Source records

┏━━

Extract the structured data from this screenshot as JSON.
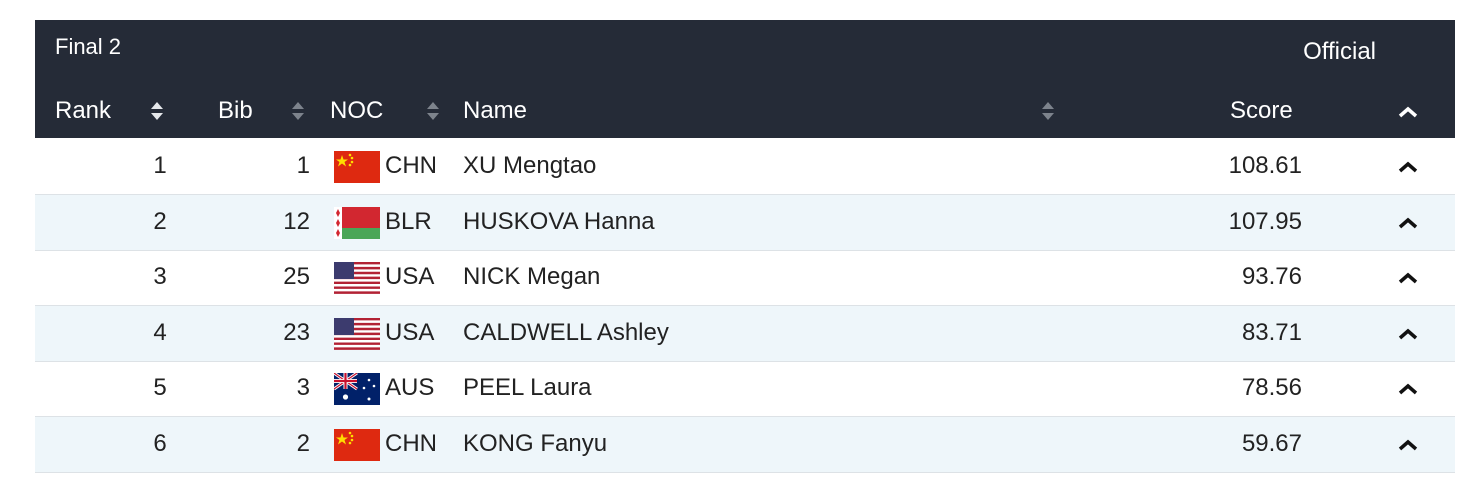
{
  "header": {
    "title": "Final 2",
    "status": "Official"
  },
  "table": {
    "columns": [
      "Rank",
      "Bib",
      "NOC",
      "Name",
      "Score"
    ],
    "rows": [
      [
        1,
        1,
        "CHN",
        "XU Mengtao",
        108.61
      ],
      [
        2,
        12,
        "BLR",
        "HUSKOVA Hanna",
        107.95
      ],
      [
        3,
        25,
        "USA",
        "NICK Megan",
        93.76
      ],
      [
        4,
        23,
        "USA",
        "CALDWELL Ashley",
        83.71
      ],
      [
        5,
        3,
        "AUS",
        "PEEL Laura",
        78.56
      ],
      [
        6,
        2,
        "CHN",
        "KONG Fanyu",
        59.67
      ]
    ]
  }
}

┗━━
┏━━

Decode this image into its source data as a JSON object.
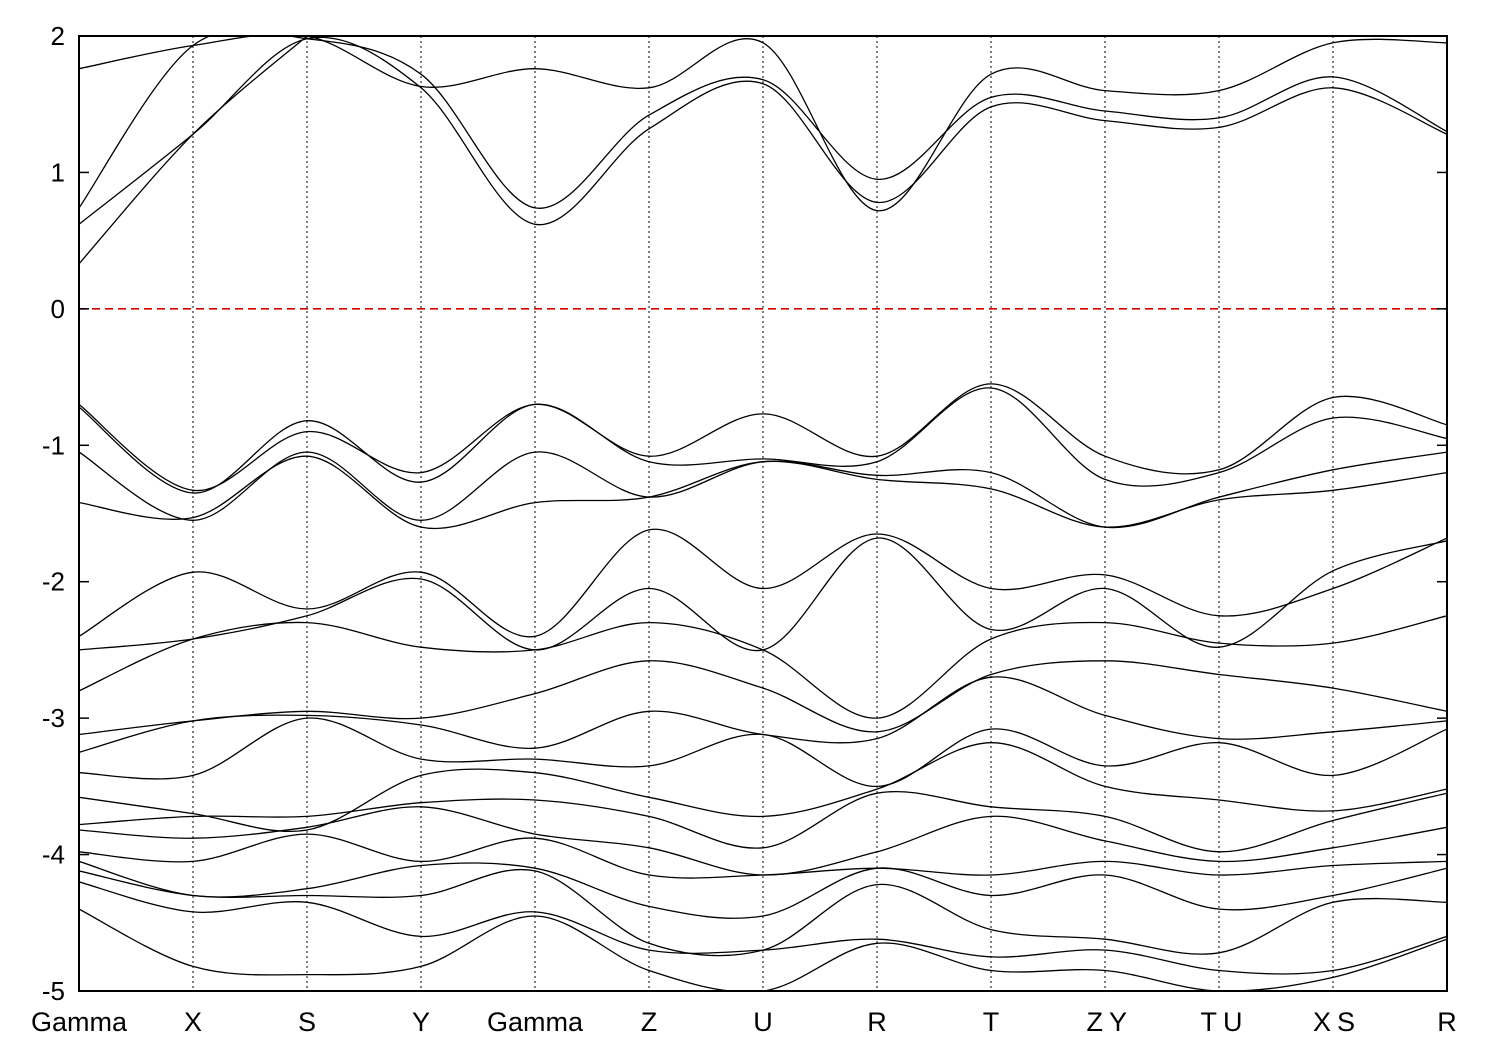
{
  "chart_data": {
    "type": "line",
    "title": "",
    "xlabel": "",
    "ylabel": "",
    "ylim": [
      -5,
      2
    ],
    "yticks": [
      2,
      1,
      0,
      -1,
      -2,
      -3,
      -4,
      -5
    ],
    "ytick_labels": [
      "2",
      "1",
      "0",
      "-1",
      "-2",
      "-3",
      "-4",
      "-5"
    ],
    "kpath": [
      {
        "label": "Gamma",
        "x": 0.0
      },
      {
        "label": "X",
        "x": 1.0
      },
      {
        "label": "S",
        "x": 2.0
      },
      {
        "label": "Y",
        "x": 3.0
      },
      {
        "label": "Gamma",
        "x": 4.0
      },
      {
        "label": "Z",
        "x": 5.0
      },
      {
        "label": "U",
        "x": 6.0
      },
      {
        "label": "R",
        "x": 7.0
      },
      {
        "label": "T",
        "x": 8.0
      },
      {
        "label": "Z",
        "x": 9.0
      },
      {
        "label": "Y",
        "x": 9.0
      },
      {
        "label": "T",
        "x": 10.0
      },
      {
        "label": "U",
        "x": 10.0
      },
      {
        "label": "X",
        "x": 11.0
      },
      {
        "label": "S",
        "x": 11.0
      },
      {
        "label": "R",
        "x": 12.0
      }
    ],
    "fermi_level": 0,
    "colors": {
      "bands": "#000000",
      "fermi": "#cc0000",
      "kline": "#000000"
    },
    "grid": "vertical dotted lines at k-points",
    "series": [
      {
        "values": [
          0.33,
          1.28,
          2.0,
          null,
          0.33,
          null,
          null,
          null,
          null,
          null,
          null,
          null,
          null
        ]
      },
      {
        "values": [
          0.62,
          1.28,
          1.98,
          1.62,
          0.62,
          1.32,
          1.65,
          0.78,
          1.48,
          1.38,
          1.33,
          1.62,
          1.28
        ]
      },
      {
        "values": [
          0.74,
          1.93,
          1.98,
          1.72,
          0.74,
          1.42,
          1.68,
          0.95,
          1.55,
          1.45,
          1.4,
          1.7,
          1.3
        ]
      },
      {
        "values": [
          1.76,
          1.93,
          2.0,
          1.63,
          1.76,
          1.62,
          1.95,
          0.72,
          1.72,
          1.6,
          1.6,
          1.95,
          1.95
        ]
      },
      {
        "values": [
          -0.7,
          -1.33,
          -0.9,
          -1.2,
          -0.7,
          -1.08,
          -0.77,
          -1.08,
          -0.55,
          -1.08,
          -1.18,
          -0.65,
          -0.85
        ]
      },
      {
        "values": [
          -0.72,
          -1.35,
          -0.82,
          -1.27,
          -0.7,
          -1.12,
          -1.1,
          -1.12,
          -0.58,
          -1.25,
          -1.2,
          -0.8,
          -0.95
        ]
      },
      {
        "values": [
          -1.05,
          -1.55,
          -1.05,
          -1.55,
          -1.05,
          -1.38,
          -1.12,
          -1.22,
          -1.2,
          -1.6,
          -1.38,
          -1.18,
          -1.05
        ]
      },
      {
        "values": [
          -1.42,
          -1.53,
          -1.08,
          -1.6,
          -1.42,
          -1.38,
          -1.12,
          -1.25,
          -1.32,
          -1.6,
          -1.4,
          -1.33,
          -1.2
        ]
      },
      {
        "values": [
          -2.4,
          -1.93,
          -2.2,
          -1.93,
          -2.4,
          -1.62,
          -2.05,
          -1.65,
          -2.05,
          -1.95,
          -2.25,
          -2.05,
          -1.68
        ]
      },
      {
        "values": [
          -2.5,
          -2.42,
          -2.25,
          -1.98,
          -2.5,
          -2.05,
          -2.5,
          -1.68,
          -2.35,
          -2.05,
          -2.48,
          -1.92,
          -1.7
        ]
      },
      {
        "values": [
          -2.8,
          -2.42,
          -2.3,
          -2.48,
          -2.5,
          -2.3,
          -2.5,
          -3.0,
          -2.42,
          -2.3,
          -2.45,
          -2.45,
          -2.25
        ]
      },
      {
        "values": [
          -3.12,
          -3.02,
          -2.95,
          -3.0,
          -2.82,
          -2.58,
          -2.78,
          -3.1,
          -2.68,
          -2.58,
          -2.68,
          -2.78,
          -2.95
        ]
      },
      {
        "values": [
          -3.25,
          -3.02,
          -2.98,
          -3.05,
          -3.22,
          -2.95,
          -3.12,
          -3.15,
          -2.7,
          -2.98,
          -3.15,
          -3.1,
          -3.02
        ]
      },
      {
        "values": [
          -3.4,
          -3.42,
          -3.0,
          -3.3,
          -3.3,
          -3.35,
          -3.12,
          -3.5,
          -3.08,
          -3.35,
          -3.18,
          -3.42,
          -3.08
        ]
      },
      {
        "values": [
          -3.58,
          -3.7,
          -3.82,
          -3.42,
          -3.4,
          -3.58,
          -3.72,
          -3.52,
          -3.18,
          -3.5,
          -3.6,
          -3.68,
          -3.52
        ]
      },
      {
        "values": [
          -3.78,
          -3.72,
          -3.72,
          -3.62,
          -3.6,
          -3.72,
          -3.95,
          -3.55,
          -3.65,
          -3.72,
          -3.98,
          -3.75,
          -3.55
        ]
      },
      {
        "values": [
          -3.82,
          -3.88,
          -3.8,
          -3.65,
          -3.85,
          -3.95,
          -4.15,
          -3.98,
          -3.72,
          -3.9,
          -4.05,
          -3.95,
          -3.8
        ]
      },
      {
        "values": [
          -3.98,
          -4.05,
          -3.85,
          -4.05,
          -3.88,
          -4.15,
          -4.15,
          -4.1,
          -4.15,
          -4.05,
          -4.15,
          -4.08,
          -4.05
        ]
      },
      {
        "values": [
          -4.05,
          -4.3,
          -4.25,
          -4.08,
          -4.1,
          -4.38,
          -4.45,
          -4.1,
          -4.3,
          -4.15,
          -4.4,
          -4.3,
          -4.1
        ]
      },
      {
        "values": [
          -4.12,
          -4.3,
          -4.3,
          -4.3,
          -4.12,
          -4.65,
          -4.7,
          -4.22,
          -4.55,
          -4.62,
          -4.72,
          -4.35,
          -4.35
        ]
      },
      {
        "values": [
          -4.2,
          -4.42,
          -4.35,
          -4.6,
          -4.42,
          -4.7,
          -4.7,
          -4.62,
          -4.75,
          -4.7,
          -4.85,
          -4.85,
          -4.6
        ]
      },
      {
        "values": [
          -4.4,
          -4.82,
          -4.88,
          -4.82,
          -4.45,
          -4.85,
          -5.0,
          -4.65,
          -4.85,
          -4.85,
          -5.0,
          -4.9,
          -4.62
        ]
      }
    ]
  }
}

┗━━

REQUIRED WORK
Say how many lines include the word "JSON"; reply with the number alone.

SOLVED EXERCISE
2